Promesas Incumplidas: jibarra

Hace muchos, muchos posts, cuando llegué a postear tres veces al día, hablé de lo importante que una figura fue para el desarrollo de este blog. Hablaba acerca de los orígenes de Incómodas Verdades y de cómo siempre es necesaria esa otra figura en la sombra, un Pepito Grillo pesado y tocapelotas para que todo siga adelante.

Figura, por otra parte, que nunca he podido ser personalmente salvo en mis tiempos de "zimatero" (qué chunga es la nueva web...) en la Facultad de Ciencias, donde sustituir el aula de ordenadores por el habitáculo de los ordenadores fue tan natural como un tinto de verano... en verano.

══════════

### El problema
¿Puedes copiar sin ningún cambio la parte del fragmento que empieza en las palabras "Promesas Incumplidas: jibarra" y termina después de "todo siga adelante."?

### Datos de origen
══════════

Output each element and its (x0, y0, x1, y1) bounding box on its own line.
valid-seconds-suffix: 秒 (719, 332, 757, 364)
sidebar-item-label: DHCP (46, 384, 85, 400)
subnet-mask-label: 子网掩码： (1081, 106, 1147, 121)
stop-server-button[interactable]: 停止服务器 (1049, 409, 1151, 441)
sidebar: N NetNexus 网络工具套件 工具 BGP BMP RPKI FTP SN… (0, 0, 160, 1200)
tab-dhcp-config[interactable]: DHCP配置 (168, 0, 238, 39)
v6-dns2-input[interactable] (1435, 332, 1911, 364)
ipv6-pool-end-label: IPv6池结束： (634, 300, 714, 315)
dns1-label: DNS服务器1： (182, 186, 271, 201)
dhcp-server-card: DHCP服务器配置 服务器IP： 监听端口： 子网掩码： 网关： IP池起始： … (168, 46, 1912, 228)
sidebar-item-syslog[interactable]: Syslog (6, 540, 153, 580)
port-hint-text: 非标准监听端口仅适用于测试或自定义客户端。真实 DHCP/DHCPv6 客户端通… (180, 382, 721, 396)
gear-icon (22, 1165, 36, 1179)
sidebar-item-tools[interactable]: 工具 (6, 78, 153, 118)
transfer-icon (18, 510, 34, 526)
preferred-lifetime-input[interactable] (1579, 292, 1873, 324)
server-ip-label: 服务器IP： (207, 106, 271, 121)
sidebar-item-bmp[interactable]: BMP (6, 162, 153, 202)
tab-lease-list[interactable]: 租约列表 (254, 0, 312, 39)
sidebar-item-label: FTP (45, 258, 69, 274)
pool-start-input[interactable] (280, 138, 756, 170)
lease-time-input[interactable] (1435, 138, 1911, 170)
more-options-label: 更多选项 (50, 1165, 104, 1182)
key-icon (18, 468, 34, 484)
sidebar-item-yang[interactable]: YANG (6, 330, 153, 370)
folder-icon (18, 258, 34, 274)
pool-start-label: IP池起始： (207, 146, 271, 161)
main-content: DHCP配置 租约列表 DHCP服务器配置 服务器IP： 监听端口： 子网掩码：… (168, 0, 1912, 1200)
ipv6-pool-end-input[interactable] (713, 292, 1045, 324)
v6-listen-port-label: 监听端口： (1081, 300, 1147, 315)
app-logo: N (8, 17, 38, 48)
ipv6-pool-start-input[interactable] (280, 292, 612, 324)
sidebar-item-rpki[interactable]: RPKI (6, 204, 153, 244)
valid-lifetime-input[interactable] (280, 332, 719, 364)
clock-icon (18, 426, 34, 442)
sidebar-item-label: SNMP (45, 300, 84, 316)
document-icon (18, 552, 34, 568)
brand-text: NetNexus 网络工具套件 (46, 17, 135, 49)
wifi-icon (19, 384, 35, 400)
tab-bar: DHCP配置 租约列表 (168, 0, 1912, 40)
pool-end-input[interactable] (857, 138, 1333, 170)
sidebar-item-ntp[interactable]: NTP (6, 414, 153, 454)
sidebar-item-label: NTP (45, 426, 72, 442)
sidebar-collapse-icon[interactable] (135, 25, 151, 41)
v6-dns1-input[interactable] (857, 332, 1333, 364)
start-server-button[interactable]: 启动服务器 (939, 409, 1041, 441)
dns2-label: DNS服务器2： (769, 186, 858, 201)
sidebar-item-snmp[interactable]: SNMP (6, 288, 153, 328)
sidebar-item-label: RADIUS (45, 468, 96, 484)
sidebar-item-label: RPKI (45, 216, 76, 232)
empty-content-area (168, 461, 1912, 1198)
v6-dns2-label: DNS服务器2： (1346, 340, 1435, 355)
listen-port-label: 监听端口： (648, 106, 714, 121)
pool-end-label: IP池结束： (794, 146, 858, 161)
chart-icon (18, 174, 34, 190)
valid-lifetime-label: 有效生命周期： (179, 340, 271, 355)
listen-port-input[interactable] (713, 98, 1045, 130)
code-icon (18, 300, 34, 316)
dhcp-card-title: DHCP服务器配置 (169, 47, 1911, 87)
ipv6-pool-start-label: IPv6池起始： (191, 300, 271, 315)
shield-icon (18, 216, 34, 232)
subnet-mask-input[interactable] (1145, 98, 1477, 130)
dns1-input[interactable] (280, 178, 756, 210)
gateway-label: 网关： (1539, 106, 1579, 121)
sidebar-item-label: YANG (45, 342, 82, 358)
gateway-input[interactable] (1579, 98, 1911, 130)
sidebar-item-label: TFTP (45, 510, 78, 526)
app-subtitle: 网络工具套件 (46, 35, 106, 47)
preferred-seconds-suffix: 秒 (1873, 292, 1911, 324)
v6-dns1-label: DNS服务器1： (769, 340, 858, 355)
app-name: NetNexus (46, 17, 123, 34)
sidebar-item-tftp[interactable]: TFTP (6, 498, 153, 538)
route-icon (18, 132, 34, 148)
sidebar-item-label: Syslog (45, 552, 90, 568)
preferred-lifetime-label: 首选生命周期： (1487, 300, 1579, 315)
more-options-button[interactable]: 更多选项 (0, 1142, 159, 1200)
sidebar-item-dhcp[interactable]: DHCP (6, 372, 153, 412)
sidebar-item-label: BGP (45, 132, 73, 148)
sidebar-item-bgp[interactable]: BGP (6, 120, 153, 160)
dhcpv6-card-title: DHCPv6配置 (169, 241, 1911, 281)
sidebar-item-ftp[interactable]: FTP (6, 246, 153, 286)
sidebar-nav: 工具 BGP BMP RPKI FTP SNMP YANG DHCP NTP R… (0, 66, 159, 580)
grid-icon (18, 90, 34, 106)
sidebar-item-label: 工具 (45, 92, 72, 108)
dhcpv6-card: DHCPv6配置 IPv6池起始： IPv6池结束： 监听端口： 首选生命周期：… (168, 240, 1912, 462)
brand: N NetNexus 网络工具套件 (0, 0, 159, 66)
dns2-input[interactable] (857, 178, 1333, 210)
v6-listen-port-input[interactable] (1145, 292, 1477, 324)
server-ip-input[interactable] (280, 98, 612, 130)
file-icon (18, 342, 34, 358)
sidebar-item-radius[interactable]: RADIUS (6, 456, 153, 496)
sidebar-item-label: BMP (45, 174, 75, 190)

══════════

### Solución del ejercicio
Promesas Incumplidas: jibarra

Hace muchos, muchos posts, cuando llegué a postear tres veces al día, hablé de lo importante que una figura fue para el desarrollo de este blog. Hablaba acerca de los orígenes de Incómodas Verdades y de cómo siempre es necesaria esa otra figura en la sombra, un Pepito Grillo pesado y tocapelotas para que todo siga adelante.